■ Excerpted data ■
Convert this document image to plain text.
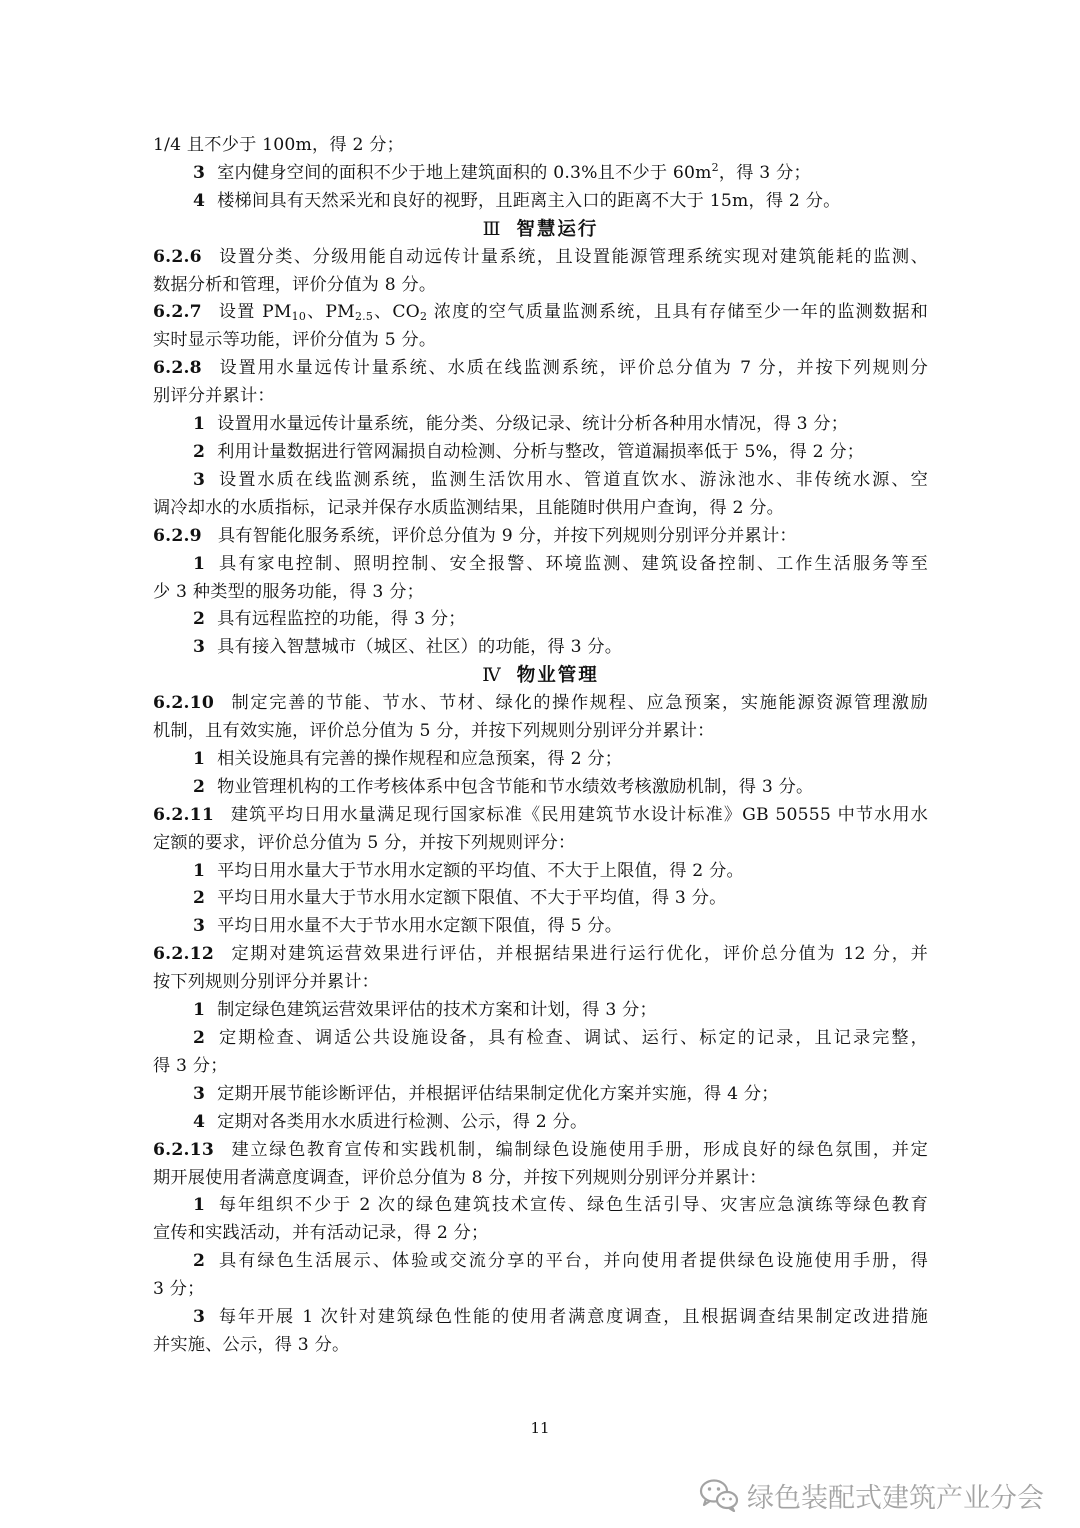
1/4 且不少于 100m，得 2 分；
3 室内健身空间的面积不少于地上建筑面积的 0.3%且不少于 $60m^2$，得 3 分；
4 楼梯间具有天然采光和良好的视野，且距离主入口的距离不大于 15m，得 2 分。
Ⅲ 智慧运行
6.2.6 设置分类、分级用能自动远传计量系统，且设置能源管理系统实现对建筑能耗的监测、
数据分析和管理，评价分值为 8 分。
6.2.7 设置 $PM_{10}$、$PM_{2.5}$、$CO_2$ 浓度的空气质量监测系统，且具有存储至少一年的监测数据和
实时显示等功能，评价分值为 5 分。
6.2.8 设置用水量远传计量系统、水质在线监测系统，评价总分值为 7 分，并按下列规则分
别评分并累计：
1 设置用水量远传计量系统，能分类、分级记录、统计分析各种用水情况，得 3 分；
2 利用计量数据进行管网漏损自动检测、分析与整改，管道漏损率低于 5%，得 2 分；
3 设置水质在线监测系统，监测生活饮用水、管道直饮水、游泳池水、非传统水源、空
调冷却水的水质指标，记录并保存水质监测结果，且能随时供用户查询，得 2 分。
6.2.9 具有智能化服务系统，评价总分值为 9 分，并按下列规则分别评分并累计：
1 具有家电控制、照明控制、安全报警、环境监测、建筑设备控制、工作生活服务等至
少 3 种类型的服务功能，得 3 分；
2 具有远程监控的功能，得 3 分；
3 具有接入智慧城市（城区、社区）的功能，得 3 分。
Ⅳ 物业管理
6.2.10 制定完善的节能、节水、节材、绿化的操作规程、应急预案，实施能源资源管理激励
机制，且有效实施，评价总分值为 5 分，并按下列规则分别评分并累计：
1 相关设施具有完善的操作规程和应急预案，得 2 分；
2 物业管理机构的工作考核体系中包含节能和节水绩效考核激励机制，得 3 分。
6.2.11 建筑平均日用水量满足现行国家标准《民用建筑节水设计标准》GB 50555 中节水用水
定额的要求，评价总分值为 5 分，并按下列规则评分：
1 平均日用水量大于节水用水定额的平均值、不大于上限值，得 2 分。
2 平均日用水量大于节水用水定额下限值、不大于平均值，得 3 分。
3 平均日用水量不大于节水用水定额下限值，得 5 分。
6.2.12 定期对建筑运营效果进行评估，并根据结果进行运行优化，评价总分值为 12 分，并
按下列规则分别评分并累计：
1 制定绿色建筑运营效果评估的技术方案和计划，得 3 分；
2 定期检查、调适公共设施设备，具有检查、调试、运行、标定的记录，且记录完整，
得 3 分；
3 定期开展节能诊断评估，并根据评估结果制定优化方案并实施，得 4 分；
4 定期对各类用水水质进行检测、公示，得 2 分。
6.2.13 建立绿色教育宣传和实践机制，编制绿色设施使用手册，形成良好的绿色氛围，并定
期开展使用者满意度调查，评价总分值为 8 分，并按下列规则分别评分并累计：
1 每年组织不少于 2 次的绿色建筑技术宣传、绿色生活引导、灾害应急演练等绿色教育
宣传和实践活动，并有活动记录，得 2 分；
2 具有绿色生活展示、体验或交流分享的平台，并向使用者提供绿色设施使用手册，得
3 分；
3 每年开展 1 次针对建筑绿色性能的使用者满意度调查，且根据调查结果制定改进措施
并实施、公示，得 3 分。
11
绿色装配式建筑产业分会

...

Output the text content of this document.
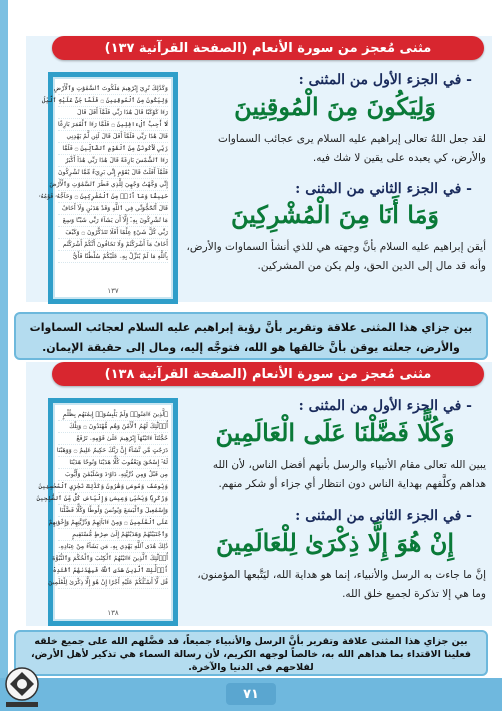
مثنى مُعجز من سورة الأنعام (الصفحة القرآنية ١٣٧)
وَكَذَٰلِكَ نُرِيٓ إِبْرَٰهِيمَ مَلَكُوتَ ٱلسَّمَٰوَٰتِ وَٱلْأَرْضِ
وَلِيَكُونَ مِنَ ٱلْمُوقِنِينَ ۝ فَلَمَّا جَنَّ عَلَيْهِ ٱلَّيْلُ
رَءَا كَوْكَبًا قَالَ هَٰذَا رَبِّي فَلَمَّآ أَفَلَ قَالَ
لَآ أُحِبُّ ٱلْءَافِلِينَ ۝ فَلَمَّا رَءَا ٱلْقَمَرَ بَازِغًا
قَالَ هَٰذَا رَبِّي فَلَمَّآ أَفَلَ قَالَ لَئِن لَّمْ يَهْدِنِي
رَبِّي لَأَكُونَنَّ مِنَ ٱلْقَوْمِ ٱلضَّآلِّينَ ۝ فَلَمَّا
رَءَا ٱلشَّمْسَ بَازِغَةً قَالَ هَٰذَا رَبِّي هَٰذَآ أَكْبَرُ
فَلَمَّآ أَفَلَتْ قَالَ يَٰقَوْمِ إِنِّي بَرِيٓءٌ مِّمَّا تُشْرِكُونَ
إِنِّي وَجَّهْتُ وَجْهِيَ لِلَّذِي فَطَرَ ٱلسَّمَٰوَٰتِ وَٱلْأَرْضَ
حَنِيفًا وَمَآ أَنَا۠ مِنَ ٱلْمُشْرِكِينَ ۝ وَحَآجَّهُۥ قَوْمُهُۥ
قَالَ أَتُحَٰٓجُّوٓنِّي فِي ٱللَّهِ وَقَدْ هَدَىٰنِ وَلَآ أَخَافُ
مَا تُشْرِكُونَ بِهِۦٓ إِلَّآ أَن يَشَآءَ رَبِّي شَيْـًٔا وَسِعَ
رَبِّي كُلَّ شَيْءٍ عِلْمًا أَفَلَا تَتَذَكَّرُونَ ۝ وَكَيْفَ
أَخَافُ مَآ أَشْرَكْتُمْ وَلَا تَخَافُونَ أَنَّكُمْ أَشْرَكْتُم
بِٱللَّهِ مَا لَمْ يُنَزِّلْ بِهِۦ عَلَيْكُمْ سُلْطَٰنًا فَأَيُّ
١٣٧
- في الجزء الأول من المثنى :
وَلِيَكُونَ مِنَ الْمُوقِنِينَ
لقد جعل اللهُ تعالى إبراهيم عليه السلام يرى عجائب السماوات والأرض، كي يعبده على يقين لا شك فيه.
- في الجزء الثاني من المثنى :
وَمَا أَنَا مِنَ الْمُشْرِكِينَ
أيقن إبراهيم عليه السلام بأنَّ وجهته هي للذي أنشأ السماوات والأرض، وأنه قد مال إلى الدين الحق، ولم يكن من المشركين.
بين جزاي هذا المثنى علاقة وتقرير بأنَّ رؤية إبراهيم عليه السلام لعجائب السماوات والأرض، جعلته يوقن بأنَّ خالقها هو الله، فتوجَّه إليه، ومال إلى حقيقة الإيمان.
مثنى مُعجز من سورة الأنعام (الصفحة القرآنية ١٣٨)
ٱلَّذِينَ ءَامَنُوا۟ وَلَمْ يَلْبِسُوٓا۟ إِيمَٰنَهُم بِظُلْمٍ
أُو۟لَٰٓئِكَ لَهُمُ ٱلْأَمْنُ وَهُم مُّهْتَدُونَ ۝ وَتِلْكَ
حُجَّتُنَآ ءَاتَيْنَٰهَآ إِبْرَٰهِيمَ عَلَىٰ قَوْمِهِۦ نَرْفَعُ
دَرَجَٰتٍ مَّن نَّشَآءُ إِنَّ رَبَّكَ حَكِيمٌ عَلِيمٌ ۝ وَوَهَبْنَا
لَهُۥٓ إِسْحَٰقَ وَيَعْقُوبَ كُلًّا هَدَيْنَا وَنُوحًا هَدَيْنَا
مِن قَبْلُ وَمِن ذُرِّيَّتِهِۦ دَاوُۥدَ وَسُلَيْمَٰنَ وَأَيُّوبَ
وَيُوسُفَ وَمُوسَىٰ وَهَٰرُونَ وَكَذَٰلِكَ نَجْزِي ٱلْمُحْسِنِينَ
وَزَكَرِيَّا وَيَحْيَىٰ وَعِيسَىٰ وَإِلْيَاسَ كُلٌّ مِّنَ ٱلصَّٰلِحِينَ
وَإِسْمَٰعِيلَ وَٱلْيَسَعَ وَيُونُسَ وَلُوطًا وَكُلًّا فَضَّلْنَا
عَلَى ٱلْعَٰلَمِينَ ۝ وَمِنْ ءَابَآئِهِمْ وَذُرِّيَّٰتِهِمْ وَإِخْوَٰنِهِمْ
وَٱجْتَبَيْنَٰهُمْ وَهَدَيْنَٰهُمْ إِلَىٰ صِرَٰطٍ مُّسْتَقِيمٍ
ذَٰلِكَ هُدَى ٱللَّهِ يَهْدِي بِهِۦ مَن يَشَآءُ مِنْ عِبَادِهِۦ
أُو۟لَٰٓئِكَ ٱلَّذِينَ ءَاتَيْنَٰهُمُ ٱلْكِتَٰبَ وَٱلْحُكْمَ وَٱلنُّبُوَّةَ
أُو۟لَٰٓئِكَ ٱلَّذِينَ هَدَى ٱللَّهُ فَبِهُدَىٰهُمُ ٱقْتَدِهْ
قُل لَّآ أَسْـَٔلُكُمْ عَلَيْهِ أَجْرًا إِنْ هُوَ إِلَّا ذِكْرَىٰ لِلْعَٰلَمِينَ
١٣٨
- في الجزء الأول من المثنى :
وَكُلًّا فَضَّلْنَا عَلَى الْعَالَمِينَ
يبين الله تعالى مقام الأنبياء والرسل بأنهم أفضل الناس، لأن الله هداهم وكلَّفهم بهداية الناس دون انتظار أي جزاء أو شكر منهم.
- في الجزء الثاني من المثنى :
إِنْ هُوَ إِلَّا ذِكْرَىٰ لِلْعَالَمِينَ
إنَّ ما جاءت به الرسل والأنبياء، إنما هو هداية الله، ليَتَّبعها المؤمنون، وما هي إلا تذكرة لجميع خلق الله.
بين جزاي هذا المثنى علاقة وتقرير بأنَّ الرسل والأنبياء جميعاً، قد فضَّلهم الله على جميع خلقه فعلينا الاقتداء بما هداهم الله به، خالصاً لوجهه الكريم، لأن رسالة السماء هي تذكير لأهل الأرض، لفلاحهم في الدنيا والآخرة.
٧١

■ To be done ■
For each line of the listing that holds the word "并按下列规则分别评分并累计", show that line.

■ Response to the exercise ■
6.2.9 具有智能化服务系统，评价总分值为 9 分，并按下列规则分别评分并累计：
机制，且有效实施，评价总分值为 5 分，并按下列规则分别评分并累计：
期开展使用者满意度调查，评价总分值为 8 分，并按下列规则分别评分并累计：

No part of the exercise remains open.